*** Source material ***
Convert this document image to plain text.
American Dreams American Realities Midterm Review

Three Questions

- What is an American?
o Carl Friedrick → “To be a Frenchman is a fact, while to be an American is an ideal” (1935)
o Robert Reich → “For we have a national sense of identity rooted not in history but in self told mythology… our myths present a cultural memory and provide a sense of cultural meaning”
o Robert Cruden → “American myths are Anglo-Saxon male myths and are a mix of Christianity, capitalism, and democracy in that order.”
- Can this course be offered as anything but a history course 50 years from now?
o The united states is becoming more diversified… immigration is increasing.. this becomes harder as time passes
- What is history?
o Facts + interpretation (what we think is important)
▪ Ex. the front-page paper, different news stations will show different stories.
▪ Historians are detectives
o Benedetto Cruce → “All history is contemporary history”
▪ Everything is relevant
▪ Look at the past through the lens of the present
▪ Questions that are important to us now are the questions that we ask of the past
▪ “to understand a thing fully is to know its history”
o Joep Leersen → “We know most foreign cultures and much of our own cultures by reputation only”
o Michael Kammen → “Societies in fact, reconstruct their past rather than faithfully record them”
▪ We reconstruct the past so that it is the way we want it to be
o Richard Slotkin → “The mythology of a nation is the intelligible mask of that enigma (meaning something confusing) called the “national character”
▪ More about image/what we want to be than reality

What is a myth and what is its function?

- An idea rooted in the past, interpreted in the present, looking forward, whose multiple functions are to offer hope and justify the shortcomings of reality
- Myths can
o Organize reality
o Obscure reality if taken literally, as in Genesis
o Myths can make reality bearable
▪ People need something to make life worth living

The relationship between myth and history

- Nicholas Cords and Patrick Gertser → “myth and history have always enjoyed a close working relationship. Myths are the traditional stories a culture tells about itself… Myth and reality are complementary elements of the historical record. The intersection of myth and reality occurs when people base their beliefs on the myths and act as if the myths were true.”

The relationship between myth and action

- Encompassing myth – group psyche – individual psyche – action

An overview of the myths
*** End of Source material ***
### Work request
Copy each entry above exactly, leaving nothing out.

### Written solution
Convert this document image to plain text.
American Dreams American Realities Midterm Review

Three Questions

- What is an American?
o Carl Friedrick → “To be a Frenchman is a fact, while to be an American is an ideal” (1935)
o Robert Reich → “For we have a national sense of identity rooted not in history but in self told mythology… our myths present a cultural memory and provide a sense of cultural meaning”
o Robert Cruden → “American myths are Anglo-Saxon male myths and are a mix of Christianity, capitalism, and democracy in that order.”
- Can this course be offered as anything but a history course 50 years from now?
o The united states is becoming more diversified… immigration is increasing.. this becomes harder as time passes
- What is history?
o Facts + interpretation (what we think is important)
▪ Ex. the front-page paper, different news stations will show different stories.
▪ Historians are detectives
o Benedetto Cruce → “All history is contemporary history”
▪ Everything is relevant
▪ Look at the past through the lens of the present
▪ Questions that are important to us now are the questions that we ask of the past
▪ “to understand a thing fully is to know its history”
o Joep Leersen → “We know most foreign cultures and much of our own cultures by reputation only”
o Michael Kammen → “Societies in fact, reconstruct their past rather than faithfully record them”
▪ We reconstruct the past so that it is the way we want it to be
o Richard Slotkin → “The mythology of a nation is the intelligible mask of that enigma (meaning something confusing) called the “national character”
▪ More about image/what we want to be than reality

What is a myth and what is its function?

- An idea rooted in the past, interpreted in the present, looking forward, whose multiple functions are to offer hope and justify the shortcomings of reality
- Myths can
o Organize reality
o Obscure reality if taken literally, as in Genesis
o Myths can make reality bearable
▪ People need something to make life worth living

The relationship between myth and history

- Nicholas Cords and Patrick Gertser → “myth and history have always enjoyed a close working relationship. Myths are the traditional stories a culture tells about itself… Myth and reality are complementary elements of the historical record. The intersection of myth and reality occurs when people base their beliefs on the myths and act as if the myths were true.”

The relationship between myth and action

- Encompassing myth – group psyche – individual psyche – action

An overview of the myths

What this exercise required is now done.